_Tarefas:_
[1] Responda sobre a matéria das eleições europeias:
(a) Em quais dias ocorreram as eleições para o Parlamento Europeu?
(b) Em que ano a União Europeia foi criada como bloco econômico?
(c) Qual partido de Marine le Pen é citado?
[2] Cite a matéria das eleições europeias a partir de "A União Europeia, criada" e indo até "aos poucos, fragmentado.".

_Seleção:_
##########

Centro-direita e centro-esquerda podem criar coalizão para evitar ruptura do bloco europeu
A onda de extrema direita que tomou o Parlamento Europeu após as eleições do último fim de semana (8 e 9 de junho) é um reflexo de uma "crise existencial" que assombra o continente desde a derrocada financeira de 2008, que atingiu todo o sistema econômico global. É o que explica o jornalista Jamil Chade, correspondente brasileiro em Genebra, na Suíça.
"Nesse contexto de crise existencial, de perda de produtividade, de perda, inclusive, de protagonismo no mundo, o que vem acontecendo é que justamente vendedores de ilusão, charlatões, mentirosos vendem projetos que basicamente não trazem soluções, vendem ilusões", completa o jornalista.
A União Europeia, criada no pós-Segunda Guerra Mundial – primeiro como bloco econômico, em 1957, e depois como plataforma social e política – serviu como ferramenta para estabilizar os 27 países integrantes. A ideia de bem estar social e livre circulação trouxe um ambiente de unidade, que tem sido, aos poucos, fragmentado.
"Você vê um desmoronamento daquele estado de bem estar social, uma grande desilusão em relação aos partidos tradicionais. Essa desilusão, claro, é canalizada pela extrema direita, insisto, com falsas promessas, com receitas que obviamente não fazem qualquer tipo de sentido, mas que diante dessa crise, que é uma crise realmente muito profunda, acaba convencendo uma parcela importante da população europeia a seguir a esse caminho", aponta Chade.
No pleito, foram eleitos, por exemplo, partidos políticos com tendências nazistas, como o Alternativa para a Alemanha, e outros com inclinações anti-imigração e discursos xenófobos, como Reagrupamento Nacional, da francesa Marine le Pen. Figuras extremistas desses partidos têm sido colocadas em segundo plano, em uma espécie de suavização do discurso radical. A real intenção desses partidos, no entanto, "fica evidenciada ao ler seus programas políticos", conta Chade.
"Os partidos de extrema direita notaram que se eles moderarem o tom, não o programa, parece que eles entram na normalidade do jogo democrático e, portanto, eles podem ser aceitos por todos", completa.
O jornalista Jamil Chade é o convidado desta semana do BdF Entrevista e explica que "por muito tempo, os democratas diziam que iriam criar um cordão sanitário" para evitar que forças ultraconservadoras pudessem abalar a estabilidade do bloco. "Mas como é que você cria um cordão sanitário com 20% do parlamento? É muito complicado", aponta.

##########

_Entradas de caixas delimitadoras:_
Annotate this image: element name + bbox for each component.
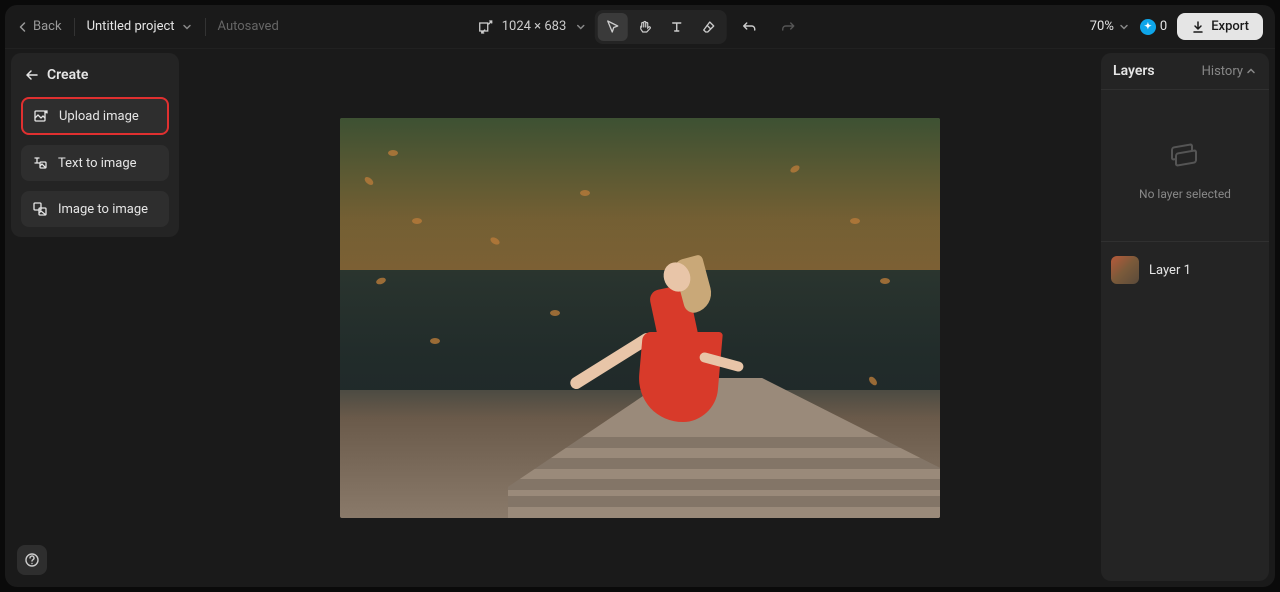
layers-panel: Layers History No layer selected Layer 1 (1101, 53, 1269, 581)
topbar: Back Untitled project Autosaved 1024 × 6… (5, 5, 1275, 49)
help-icon (24, 552, 40, 568)
create-panel-header[interactable]: Create (21, 67, 169, 87)
help-button[interactable] (17, 545, 47, 575)
text-tool[interactable] (661, 13, 691, 41)
text-icon (668, 19, 684, 35)
no-layer-text: No layer selected (1139, 187, 1231, 201)
autosaved-status: Autosaved (218, 19, 279, 34)
layer-item[interactable]: Layer 1 (1111, 256, 1259, 284)
upload-image-label: Upload image (59, 109, 139, 124)
upload-image-button[interactable]: Upload image (21, 97, 169, 135)
zoom-control[interactable]: 70% (1090, 19, 1130, 34)
layer-label: Layer 1 (1149, 263, 1191, 278)
zoom-label: 70% (1090, 19, 1114, 34)
canvas-area[interactable] (179, 49, 1101, 587)
image-to-image-button[interactable]: Image to image (21, 191, 169, 227)
credits-counter[interactable]: ✦ 0 (1140, 19, 1167, 35)
undo-button[interactable] (734, 13, 764, 41)
divider (74, 18, 75, 36)
canvas-dimensions[interactable]: 1024 × 683 (478, 19, 587, 35)
dimensions-label: 1024 × 683 (502, 19, 567, 34)
text-to-image-label: Text to image (58, 156, 137, 171)
resize-icon (478, 19, 494, 35)
project-name[interactable]: Untitled project (87, 19, 193, 34)
export-label: Export (1211, 19, 1249, 34)
image-to-image-label: Image to image (58, 202, 148, 217)
back-button[interactable]: Back (17, 19, 62, 34)
download-icon (1191, 20, 1205, 34)
cursor-icon (604, 19, 620, 35)
back-label: Back (33, 19, 62, 34)
create-title: Create (47, 67, 88, 83)
tab-history[interactable]: History (1202, 64, 1257, 79)
credits-value: 0 (1160, 19, 1167, 34)
undo-icon (741, 19, 757, 35)
eraser-tool[interactable] (693, 13, 723, 41)
text-to-image-icon (32, 155, 48, 171)
tab-layers[interactable]: Layers (1113, 63, 1155, 79)
tab-history-label: History (1202, 64, 1243, 79)
cursor-tool[interactable] (597, 13, 627, 41)
canvas-image[interactable] (340, 118, 940, 518)
eraser-icon (700, 19, 716, 35)
project-name-label: Untitled project (87, 19, 175, 34)
chevron-up-icon (1245, 65, 1257, 77)
hand-tool[interactable] (629, 13, 659, 41)
create-panel: Create Upload image Text to image Image … (11, 53, 179, 237)
credit-icon: ✦ (1140, 19, 1156, 35)
chevron-left-icon (17, 21, 29, 33)
export-button[interactable]: Export (1177, 13, 1263, 40)
image-to-image-icon (32, 201, 48, 217)
text-to-image-button[interactable]: Text to image (21, 145, 169, 181)
hand-icon (636, 19, 652, 35)
layer-thumbnail (1111, 256, 1139, 284)
chevron-down-icon (181, 21, 193, 33)
divider (205, 18, 206, 36)
tool-group (594, 10, 726, 44)
layers-list: Layer 1 (1101, 242, 1269, 298)
back-arrow-icon (25, 68, 39, 82)
chevron-down-icon (1118, 21, 1130, 33)
redo-button[interactable] (772, 13, 802, 41)
upload-image-icon (33, 108, 49, 124)
no-layer-placeholder: No layer selected (1101, 90, 1269, 242)
layers-stack-icon (1171, 145, 1199, 167)
chevron-down-icon (574, 21, 586, 33)
redo-icon (779, 19, 795, 35)
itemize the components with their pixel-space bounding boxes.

##########

_Respostas por tarefa:_
[1]
(a) Em 8 e 9 de junho.
(b) Em 1957.
(c) O Reagrupamento Nacional.

[2]
A União Europeia, criada no pós-Segunda Guerra Mundial – primeiro como bloco econômico, em 1957, e depois como plataforma social e política – serviu como ferramenta para estabilizar os 27 países integrantes. A ideia de bem estar social e livre circulação trouxe um ambiente de unidade, que tem sido, aos poucos, fragmentado.